WHAT YOU SHOULD DO = Transcribe every line, keeping it exact.

ENTRIES =
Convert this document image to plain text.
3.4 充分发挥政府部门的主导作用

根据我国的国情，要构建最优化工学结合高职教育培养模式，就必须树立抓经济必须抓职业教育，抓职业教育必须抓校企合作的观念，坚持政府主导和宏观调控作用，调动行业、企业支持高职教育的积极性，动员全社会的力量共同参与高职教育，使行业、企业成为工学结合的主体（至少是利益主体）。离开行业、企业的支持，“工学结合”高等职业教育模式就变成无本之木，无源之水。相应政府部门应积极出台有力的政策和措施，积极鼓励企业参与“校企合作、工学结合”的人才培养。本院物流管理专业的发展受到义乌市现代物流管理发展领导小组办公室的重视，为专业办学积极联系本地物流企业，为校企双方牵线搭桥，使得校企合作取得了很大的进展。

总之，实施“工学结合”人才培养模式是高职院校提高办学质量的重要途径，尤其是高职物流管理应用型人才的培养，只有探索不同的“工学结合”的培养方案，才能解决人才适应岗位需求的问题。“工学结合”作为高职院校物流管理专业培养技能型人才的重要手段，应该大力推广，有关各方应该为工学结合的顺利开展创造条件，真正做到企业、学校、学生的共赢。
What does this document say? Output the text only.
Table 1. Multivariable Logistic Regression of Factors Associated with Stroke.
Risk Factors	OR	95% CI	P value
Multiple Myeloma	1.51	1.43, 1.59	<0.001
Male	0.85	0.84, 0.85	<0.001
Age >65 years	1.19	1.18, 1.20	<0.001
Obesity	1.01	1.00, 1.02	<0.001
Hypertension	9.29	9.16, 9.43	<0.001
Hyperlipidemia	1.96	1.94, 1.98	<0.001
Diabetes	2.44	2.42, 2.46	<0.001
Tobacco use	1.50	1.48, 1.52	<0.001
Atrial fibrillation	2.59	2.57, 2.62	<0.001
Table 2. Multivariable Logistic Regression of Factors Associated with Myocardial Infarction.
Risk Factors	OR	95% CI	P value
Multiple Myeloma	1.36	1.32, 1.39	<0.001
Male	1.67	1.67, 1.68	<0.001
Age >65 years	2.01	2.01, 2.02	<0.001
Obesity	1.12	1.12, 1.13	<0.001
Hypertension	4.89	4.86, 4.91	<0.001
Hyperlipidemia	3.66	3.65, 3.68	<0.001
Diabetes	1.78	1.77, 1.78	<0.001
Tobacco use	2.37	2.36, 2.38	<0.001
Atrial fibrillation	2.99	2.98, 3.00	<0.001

COMPLETE RESPONSE =
Convert this document image to plain text.
3.4 充分发挥政府部门的主导作用

根据我国的国情，要构建最优化工学结合高职教育培养模式，就必须树立抓经济必须抓职业教育，抓职业教育必须抓校企合作的观念，坚持政府主导和宏观调控作用，调动行业、企业支持高职教育的积极性，动员全社会的力量共同参与高职教育，使行业、企业成为工学结合的主体（至少是利益主体）。离开行业、企业的支持，“工学结合”高等职业教育模式就变成无本之木，无源之水。相应政府部门应积极出台有力的政策和措施，积极鼓励企业参与“校企合作、工学结合”的人才培养。本院物流管理专业的发展受到义乌市现代物流管理发展领导小组办公室的重视，为专业办学积极联系本地物流企业，为校企双方牵线搭桥，使得校企合作取得了很大的进展。

总之，实施“工学结合”人才培养模式是高职院校提高办学质量的重要途径，尤其是高职物流管理应用型人才的培养，只有探索不同的“工学结合”的培养方案，才能解决人才适应岗位需求的问题。“工学结合”作为高职院校物流管理专业培养技能型人才的重要手段，应该大力推广，有关各方应该为工学结合的顺利开展创造条件，真正做到企业、学校、学生的共赢。
What does this document say? Output the text only.
Table 1. Multivariable Logistic Regression of Factors Associated with Stroke.
Risk Factors	OR	95% CI	P value
Multiple Myeloma	1.51	1.43, 1.59	<0.001
Male	0.85	0.84, 0.85	<0.001
Age >65 years	1.19	1.18, 1.20	<0.001
Obesity	1.01	1.00, 1.02	<0.001
Hypertension	9.29	9.16, 9.43	<0.001
Hyperlipidemia	1.96	1.94, 1.98	<0.001
Diabetes	2.44	2.42, 2.46	<0.001
Tobacco use	1.50	1.48, 1.52	<0.001
Atrial fibrillation	2.59	2.57, 2.62	<0.001
Table 2. Multivariable Logistic Regression of Factors Associated with Myocardial Infarction.
Risk Factors	OR	95% CI	P value
Multiple Myeloma	1.36	1.32, 1.39	<0.001
Male	1.67	1.67, 1.68	<0.001
Age >65 years	2.01	2.01, 2.02	<0.001
Obesity	1.12	1.12, 1.13	<0.001
Hypertension	4.89	4.86, 4.91	<0.001
Hyperlipidemia	3.66	3.65, 3.68	<0.001
Diabetes	1.78	1.77, 1.78	<0.001
Tobacco use	2.37	2.36, 2.38	<0.001
Atrial fibrillation	2.99	2.98, 3.00	<0.001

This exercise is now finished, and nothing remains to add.